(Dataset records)
Begin
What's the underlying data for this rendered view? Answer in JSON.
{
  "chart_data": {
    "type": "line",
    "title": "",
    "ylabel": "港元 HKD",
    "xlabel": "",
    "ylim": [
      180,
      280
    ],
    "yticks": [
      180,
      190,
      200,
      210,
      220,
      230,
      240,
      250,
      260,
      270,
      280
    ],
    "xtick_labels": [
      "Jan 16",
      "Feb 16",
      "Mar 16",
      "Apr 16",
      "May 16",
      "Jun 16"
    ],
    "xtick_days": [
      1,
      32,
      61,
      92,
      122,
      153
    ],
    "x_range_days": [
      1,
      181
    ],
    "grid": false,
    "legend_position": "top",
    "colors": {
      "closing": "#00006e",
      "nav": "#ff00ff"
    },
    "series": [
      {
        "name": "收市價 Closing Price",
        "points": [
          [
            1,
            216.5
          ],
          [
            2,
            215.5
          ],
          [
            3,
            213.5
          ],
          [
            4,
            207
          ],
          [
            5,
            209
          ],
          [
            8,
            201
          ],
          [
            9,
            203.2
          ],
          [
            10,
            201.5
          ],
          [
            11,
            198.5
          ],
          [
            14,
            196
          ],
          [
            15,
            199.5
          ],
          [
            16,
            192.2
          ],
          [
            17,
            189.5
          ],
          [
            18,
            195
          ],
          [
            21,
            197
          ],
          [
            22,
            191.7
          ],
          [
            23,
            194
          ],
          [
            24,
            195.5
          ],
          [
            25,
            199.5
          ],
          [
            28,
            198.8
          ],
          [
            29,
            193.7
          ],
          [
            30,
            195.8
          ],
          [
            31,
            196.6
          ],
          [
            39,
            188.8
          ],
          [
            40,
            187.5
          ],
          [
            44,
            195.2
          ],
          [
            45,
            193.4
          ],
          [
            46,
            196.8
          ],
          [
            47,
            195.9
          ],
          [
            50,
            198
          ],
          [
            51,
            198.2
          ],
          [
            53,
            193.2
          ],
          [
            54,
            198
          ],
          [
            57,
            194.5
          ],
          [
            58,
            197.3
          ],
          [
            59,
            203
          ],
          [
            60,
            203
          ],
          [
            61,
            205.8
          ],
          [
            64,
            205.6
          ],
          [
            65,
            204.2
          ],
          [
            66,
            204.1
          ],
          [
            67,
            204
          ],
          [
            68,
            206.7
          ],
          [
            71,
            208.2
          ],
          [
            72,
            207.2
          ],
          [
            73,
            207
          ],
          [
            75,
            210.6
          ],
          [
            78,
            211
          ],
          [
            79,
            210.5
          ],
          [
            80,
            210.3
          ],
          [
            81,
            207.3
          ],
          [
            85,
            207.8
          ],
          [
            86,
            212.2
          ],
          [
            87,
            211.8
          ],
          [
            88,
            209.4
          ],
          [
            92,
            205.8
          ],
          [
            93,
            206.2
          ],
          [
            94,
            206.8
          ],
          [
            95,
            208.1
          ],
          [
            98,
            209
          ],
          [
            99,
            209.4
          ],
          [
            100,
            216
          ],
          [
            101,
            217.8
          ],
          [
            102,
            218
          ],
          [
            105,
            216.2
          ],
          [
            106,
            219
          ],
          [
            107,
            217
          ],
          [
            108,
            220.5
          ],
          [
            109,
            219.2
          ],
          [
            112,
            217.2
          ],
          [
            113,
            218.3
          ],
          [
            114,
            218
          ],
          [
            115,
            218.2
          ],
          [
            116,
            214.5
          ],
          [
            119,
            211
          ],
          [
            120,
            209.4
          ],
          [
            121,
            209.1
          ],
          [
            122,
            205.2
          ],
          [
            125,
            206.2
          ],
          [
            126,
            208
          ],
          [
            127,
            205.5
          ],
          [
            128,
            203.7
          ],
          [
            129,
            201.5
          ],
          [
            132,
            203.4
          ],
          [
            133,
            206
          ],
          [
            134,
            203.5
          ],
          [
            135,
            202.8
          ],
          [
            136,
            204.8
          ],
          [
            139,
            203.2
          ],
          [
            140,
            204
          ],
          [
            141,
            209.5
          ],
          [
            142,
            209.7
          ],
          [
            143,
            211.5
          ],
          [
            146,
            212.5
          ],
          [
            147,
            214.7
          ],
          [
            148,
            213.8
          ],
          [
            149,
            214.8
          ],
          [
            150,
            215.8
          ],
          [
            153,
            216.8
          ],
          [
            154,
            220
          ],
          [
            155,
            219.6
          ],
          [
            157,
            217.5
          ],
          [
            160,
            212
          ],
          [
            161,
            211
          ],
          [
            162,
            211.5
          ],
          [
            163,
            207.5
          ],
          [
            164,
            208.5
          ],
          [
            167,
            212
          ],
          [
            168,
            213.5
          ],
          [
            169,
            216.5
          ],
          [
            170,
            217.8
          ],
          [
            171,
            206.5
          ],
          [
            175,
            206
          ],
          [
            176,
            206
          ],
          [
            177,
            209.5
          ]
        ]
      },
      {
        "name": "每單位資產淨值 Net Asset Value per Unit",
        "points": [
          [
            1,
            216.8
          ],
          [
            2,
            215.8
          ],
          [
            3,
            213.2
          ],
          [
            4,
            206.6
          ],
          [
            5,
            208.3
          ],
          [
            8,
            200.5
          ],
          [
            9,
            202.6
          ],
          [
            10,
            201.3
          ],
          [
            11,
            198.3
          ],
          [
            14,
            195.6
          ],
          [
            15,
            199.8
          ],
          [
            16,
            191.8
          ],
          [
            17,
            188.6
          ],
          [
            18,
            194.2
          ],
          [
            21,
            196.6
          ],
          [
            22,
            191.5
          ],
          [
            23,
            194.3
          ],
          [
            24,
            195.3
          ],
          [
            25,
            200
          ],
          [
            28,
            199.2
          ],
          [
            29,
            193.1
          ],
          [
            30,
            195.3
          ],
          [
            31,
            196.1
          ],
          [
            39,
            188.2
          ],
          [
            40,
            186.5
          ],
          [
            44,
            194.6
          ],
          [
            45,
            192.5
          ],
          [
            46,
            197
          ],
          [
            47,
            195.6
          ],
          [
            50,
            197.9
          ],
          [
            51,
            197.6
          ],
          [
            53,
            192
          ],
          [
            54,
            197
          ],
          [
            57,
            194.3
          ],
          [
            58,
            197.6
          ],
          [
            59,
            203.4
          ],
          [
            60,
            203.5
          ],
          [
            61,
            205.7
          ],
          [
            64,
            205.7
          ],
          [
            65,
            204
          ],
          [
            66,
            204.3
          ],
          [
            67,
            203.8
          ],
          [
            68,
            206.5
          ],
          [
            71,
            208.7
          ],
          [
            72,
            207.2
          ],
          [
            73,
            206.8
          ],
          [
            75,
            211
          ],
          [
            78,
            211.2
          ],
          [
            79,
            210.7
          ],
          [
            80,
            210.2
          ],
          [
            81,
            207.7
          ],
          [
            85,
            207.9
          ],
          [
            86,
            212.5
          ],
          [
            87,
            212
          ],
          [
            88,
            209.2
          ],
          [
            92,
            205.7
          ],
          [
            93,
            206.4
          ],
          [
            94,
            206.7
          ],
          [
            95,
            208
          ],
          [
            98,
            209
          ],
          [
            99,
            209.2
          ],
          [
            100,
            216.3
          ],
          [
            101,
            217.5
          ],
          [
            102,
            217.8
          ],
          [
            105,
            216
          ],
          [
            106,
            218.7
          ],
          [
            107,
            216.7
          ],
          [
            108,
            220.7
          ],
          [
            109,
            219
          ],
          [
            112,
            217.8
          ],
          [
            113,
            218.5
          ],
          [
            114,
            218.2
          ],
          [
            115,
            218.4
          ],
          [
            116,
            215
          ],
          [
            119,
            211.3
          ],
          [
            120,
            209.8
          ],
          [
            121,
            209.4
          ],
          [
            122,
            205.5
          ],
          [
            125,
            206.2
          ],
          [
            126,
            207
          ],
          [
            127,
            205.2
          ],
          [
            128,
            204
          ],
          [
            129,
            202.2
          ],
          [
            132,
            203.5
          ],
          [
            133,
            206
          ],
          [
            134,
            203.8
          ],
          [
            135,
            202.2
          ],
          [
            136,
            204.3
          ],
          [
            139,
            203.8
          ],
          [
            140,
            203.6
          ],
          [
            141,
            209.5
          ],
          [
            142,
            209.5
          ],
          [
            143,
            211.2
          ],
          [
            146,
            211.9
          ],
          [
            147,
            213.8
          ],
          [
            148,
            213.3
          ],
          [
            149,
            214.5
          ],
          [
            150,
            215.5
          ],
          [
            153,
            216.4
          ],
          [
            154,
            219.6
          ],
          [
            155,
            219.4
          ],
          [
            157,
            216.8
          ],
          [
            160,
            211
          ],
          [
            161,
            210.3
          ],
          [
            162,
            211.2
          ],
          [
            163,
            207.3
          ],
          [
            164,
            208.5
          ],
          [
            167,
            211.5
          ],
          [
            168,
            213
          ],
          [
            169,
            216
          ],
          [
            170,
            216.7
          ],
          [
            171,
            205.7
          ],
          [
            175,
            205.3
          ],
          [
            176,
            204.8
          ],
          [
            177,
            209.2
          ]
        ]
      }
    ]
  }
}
End
Short task: Which lines above hold the word "name"? Copy each of them.

Response to the exercise:
        "name": "收市價 Closing Price",
        "name": "每單位資產淨值 Net Asset Value per Unit",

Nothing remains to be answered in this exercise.